- EXERCISE GOAL -
Sift the listing for lines that hold the string "Contract" and pull them out.
***** GIVEN RECORDS *****
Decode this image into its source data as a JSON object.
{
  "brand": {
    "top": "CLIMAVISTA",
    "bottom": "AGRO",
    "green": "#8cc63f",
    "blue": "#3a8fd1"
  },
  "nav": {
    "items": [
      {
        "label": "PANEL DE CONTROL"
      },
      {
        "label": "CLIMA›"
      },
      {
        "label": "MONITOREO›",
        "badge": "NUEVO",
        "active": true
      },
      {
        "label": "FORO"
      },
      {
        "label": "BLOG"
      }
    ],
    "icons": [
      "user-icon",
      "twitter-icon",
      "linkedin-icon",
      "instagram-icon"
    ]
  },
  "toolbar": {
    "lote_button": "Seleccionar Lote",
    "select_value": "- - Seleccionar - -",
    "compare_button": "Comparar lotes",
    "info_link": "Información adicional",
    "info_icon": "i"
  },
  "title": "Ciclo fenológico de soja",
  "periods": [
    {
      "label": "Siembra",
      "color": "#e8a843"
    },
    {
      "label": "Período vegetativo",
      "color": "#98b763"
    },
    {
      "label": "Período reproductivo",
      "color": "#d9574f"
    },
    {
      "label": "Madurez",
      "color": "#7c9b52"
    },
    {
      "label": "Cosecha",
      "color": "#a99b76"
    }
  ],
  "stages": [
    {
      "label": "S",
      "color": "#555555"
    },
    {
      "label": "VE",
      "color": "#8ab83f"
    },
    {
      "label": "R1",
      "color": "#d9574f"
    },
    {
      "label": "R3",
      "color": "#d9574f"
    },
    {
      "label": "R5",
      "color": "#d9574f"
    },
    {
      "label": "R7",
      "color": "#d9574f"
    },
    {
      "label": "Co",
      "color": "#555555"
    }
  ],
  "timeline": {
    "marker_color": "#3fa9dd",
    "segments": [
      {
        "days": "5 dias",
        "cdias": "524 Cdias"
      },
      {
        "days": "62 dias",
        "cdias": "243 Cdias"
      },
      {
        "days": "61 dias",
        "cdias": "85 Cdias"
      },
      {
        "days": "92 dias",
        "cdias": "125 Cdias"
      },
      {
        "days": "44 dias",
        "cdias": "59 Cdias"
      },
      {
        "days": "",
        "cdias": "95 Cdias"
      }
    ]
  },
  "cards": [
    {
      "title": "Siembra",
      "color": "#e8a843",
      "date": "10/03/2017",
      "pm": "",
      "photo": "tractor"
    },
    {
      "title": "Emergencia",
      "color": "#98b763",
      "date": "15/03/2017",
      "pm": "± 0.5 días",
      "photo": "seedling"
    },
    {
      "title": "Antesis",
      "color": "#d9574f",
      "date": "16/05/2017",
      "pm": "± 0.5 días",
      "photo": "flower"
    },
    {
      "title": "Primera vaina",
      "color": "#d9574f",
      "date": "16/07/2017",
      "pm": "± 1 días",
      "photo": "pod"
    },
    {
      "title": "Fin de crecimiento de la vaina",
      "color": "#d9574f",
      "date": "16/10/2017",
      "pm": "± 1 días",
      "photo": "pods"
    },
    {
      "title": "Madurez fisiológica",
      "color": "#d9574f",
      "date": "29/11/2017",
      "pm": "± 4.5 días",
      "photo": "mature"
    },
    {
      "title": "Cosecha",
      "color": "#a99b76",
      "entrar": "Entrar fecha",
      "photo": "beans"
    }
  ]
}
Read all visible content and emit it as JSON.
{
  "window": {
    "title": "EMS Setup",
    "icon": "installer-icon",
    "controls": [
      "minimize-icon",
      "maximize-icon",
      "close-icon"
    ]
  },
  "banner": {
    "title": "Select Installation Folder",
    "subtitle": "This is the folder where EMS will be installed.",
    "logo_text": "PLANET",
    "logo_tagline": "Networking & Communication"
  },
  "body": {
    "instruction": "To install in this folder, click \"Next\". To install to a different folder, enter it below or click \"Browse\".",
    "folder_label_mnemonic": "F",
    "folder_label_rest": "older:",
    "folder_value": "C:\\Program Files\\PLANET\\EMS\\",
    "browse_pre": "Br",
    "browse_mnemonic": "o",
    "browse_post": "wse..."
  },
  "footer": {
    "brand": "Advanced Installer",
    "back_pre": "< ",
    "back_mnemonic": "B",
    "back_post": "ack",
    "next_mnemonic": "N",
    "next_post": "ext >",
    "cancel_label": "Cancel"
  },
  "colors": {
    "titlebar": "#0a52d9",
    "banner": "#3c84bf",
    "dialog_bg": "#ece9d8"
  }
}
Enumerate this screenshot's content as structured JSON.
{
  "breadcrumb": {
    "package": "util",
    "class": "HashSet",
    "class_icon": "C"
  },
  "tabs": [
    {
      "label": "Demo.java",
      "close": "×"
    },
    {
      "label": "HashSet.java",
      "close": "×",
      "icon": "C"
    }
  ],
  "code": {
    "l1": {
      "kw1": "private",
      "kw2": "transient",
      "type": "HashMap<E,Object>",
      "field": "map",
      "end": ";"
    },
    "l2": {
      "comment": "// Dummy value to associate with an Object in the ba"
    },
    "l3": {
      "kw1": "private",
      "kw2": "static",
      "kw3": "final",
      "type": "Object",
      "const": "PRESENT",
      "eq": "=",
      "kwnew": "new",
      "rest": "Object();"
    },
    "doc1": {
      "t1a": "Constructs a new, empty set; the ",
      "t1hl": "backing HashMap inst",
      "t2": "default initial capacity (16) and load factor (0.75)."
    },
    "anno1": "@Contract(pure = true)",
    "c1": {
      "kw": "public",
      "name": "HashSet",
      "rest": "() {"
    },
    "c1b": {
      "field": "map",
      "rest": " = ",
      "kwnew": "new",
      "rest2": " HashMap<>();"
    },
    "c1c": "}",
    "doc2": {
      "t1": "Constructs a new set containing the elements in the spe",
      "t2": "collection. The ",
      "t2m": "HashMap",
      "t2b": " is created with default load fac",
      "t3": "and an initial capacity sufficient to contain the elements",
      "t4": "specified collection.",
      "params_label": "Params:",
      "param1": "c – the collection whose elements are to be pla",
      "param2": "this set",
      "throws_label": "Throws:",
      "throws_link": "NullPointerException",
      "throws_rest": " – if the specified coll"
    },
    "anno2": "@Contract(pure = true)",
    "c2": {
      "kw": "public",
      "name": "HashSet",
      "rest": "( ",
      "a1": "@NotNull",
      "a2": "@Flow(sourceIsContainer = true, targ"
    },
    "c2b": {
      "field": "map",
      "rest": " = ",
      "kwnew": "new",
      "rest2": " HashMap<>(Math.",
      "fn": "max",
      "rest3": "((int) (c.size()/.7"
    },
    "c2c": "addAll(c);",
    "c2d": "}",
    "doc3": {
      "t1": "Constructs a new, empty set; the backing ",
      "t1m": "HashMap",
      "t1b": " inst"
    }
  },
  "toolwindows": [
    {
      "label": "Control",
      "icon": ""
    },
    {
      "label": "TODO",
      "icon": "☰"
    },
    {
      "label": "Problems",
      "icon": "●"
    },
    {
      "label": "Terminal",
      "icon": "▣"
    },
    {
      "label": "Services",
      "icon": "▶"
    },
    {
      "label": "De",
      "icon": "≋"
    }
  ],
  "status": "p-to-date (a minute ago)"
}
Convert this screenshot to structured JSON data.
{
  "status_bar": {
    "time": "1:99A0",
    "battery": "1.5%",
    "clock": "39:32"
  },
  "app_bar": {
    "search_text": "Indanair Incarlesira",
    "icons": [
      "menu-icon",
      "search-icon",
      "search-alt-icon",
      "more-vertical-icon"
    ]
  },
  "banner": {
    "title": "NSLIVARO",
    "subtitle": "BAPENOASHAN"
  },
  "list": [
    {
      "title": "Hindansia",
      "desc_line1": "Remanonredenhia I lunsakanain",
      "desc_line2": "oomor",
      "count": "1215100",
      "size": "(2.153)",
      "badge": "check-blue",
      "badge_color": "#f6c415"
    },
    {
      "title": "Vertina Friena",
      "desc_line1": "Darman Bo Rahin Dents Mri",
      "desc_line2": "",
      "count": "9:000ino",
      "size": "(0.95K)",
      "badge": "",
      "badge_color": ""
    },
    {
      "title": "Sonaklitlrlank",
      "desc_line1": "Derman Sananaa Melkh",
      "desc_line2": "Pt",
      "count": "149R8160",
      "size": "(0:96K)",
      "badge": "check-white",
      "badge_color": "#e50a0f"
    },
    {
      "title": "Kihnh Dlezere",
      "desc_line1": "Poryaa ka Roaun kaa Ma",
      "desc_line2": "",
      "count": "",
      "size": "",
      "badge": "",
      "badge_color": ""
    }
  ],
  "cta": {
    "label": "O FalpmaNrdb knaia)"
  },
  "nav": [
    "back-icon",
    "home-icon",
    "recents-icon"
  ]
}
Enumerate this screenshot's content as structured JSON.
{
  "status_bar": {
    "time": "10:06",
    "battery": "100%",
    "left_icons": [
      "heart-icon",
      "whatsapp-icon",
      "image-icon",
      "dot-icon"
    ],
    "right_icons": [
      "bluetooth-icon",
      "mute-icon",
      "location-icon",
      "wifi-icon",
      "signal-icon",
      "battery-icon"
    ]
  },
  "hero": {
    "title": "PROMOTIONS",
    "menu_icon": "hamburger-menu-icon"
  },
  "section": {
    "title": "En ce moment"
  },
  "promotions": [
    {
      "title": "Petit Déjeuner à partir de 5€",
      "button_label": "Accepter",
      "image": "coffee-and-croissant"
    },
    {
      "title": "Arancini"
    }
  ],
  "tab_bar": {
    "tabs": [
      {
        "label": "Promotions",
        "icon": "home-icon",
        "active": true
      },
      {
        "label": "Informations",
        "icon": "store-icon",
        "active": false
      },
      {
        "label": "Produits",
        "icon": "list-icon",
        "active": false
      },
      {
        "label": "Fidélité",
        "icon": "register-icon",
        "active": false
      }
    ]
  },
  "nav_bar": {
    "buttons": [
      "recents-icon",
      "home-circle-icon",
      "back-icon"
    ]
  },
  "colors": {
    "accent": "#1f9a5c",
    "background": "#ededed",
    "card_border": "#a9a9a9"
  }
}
*****
- FINAL ANSWER -
    "anno1": "@Contract(pure = true)",
    "anno2": "@Contract(pure = true)",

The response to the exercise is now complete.